Exercise prompt | Your task is to retype each line of the data below exactly.

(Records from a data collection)
-- BEGIN --

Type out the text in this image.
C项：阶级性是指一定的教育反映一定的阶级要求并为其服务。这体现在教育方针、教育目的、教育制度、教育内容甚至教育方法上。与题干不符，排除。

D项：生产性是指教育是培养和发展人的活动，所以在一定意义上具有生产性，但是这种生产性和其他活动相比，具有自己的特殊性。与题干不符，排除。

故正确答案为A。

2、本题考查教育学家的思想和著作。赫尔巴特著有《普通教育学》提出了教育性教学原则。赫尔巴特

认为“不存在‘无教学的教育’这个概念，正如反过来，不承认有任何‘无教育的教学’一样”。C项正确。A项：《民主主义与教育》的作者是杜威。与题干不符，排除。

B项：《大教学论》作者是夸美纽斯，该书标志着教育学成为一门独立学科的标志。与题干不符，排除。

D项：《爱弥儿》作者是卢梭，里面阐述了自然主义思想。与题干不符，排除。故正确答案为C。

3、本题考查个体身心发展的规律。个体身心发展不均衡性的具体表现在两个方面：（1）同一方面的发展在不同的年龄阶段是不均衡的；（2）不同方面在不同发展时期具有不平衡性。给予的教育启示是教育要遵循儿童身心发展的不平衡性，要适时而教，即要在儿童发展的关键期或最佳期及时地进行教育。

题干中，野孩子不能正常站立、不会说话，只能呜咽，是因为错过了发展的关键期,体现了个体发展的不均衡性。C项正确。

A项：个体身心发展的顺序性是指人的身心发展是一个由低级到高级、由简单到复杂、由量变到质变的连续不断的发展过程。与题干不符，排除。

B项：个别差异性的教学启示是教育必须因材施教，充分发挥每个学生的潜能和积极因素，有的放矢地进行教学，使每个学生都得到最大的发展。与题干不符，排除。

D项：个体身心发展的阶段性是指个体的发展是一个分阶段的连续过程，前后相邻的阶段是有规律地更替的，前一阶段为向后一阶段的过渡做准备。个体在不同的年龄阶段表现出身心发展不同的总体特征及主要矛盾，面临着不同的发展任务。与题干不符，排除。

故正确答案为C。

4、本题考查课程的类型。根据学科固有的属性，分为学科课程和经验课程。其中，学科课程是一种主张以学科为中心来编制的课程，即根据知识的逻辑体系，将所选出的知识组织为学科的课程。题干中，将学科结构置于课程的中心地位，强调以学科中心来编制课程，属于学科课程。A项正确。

-- END --

Problem solution |
Type out the text in this image.
C项：阶级性是指一定的教育反映一定的阶级要求并为其服务。这体现在教育方针、教育目的、教育制度、教育内容甚至教育方法上。与题干不符，排除。

D项：生产性是指教育是培养和发展人的活动，所以在一定意义上具有生产性，但是这种生产性和其他活动相比，具有自己的特殊性。与题干不符，排除。

故正确答案为A。

2、本题考查教育学家的思想和著作。赫尔巴特著有《普通教育学》提出了教育性教学原则。赫尔巴特

认为“不存在‘无教学的教育’这个概念，正如反过来，不承认有任何‘无教育的教学’一样”。C项正确。A项：《民主主义与教育》的作者是杜威。与题干不符，排除。

B项：《大教学论》作者是夸美纽斯，该书标志着教育学成为一门独立学科的标志。与题干不符，排除。

D项：《爱弥儿》作者是卢梭，里面阐述了自然主义思想。与题干不符，排除。故正确答案为C。

3、本题考查个体身心发展的规律。个体身心发展不均衡性的具体表现在两个方面：（1）同一方面的发展在不同的年龄阶段是不均衡的；（2）不同方面在不同发展时期具有不平衡性。给予的教育启示是教育要遵循儿童身心发展的不平衡性，要适时而教，即要在儿童发展的关键期或最佳期及时地进行教育。

题干中，野孩子不能正常站立、不会说话，只能呜咽，是因为错过了发展的关键期,体现了个体发展的不均衡性。C项正确。

A项：个体身心发展的顺序性是指人的身心发展是一个由低级到高级、由简单到复杂、由量变到质变的连续不断的发展过程。与题干不符，排除。

B项：个别差异性的教学启示是教育必须因材施教，充分发挥每个学生的潜能和积极因素，有的放矢地进行教学，使每个学生都得到最大的发展。与题干不符，排除。

D项：个体身心发展的阶段性是指个体的发展是一个分阶段的连续过程，前后相邻的阶段是有规律地更替的，前一阶段为向后一阶段的过渡做准备。个体在不同的年龄阶段表现出身心发展不同的总体特征及主要矛盾，面临着不同的发展任务。与题干不符，排除。

故正确答案为C。

4、本题考查课程的类型。根据学科固有的属性，分为学科课程和经验课程。其中，学科课程是一种主张以学科为中心来编制的课程，即根据知识的逻辑体系，将所选出的知识组织为学科的课程。题干中，将学科结构置于课程的中心地位，强调以学科中心来编制课程，属于学科课程。A项正确。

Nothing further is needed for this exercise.